What the task requires
Count every line of the material that holds the string "child". Respond with the total only.

Records provided
+ + + + +
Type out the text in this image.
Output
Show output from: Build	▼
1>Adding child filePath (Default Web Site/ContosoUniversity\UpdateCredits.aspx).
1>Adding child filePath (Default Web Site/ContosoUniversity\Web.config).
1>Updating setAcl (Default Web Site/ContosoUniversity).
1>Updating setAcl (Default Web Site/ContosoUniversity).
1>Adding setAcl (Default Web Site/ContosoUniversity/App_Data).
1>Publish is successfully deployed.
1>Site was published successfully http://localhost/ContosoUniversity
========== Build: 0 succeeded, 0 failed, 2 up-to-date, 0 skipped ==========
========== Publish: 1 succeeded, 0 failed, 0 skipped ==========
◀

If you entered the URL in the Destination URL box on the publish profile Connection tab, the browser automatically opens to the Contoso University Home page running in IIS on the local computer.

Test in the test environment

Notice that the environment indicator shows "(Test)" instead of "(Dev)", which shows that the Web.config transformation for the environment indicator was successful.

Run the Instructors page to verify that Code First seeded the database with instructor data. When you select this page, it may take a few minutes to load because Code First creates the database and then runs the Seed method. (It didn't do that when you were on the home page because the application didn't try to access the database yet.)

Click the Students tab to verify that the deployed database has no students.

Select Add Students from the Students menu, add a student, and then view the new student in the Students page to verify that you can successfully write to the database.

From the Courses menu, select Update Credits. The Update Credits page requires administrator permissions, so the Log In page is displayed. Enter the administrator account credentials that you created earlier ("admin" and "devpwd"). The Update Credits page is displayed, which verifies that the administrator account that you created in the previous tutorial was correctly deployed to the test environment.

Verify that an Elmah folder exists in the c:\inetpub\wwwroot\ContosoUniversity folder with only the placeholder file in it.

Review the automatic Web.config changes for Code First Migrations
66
+ + + + +
Answer to the exercise
2